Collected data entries
▬▬▬▬▬▬
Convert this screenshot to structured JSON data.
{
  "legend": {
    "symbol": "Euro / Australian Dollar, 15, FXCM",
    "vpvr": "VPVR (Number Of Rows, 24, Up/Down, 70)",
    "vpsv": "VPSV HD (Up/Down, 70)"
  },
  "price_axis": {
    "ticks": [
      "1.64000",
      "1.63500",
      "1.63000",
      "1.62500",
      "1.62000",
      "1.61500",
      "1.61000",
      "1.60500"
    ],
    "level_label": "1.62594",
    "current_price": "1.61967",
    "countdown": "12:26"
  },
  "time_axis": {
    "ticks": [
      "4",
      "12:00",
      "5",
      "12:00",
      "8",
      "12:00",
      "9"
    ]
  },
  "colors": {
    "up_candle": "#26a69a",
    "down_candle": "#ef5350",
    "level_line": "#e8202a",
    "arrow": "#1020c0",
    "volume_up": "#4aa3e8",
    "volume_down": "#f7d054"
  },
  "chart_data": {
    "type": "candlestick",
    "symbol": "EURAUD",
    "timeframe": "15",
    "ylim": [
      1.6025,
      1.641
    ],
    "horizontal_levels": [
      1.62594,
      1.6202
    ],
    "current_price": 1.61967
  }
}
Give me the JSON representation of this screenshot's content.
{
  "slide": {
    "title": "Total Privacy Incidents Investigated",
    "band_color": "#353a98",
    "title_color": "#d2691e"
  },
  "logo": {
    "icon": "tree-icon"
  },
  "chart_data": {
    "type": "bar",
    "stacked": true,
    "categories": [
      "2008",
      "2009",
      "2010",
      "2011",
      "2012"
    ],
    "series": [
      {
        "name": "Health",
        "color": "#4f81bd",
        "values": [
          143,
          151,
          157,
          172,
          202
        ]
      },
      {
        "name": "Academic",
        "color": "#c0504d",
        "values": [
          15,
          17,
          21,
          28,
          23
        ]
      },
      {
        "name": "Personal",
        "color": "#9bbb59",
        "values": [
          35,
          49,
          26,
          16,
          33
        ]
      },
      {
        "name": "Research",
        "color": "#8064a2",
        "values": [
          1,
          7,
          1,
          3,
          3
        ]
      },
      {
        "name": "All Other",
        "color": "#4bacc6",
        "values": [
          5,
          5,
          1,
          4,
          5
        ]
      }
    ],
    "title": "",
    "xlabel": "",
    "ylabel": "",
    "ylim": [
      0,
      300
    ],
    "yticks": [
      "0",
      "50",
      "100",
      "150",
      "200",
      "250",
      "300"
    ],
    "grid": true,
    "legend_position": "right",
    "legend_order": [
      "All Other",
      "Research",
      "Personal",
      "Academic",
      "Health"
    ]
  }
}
▬▬▬▬▬▬
All of the entries above need to be reproduced exactly.

**Full output:**
Convert this screenshot to structured JSON data.
{
  "legend": {
    "symbol": "Euro / Australian Dollar, 15, FXCM",
    "vpvr": "VPVR (Number Of Rows, 24, Up/Down, 70)",
    "vpsv": "VPSV HD (Up/Down, 70)"
  },
  "price_axis": {
    "ticks": [
      "1.64000",
      "1.63500",
      "1.63000",
      "1.62500",
      "1.62000",
      "1.61500",
      "1.61000",
      "1.60500"
    ],
    "level_label": "1.62594",
    "current_price": "1.61967",
    "countdown": "12:26"
  },
  "time_axis": {
    "ticks": [
      "4",
      "12:00",
      "5",
      "12:00",
      "8",
      "12:00",
      "9"
    ]
  },
  "colors": {
    "up_candle": "#26a69a",
    "down_candle": "#ef5350",
    "level_line": "#e8202a",
    "arrow": "#1020c0",
    "volume_up": "#4aa3e8",
    "volume_down": "#f7d054"
  },
  "chart_data": {
    "type": "candlestick",
    "symbol": "EURAUD",
    "timeframe": "15",
    "ylim": [
      1.6025,
      1.641
    ],
    "horizontal_levels": [
      1.62594,
      1.6202
    ],
    "current_price": 1.61967
  }
}
Give me the JSON representation of this screenshot's content.
{
  "slide": {
    "title": "Total Privacy Incidents Investigated",
    "band_color": "#353a98",
    "title_color": "#d2691e"
  },
  "logo": {
    "icon": "tree-icon"
  },
  "chart_data": {
    "type": "bar",
    "stacked": true,
    "categories": [
      "2008",
      "2009",
      "2010",
      "2011",
      "2012"
    ],
    "series": [
      {
        "name": "Health",
        "color": "#4f81bd",
        "values": [
          143,
          151,
          157,
          172,
          202
        ]
      },
      {
        "name": "Academic",
        "color": "#c0504d",
        "values": [
          15,
          17,
          21,
          28,
          23
        ]
      },
      {
        "name": "Personal",
        "color": "#9bbb59",
        "values": [
          35,
          49,
          26,
          16,
          33
        ]
      },
      {
        "name": "Research",
        "color": "#8064a2",
        "values": [
          1,
          7,
          1,
          3,
          3
        ]
      },
      {
        "name": "All Other",
        "color": "#4bacc6",
        "values": [
          5,
          5,
          1,
          4,
          5
        ]
      }
    ],
    "title": "",
    "xlabel": "",
    "ylabel": "",
    "ylim": [
      0,
      300
    ],
    "yticks": [
      "0",
      "50",
      "100",
      "150",
      "200",
      "250",
      "300"
    ],
    "grid": true,
    "legend_position": "right",
    "legend_order": [
      "All Other",
      "Research",
      "Personal",
      "Academic",
      "Health"
    ]
  }
}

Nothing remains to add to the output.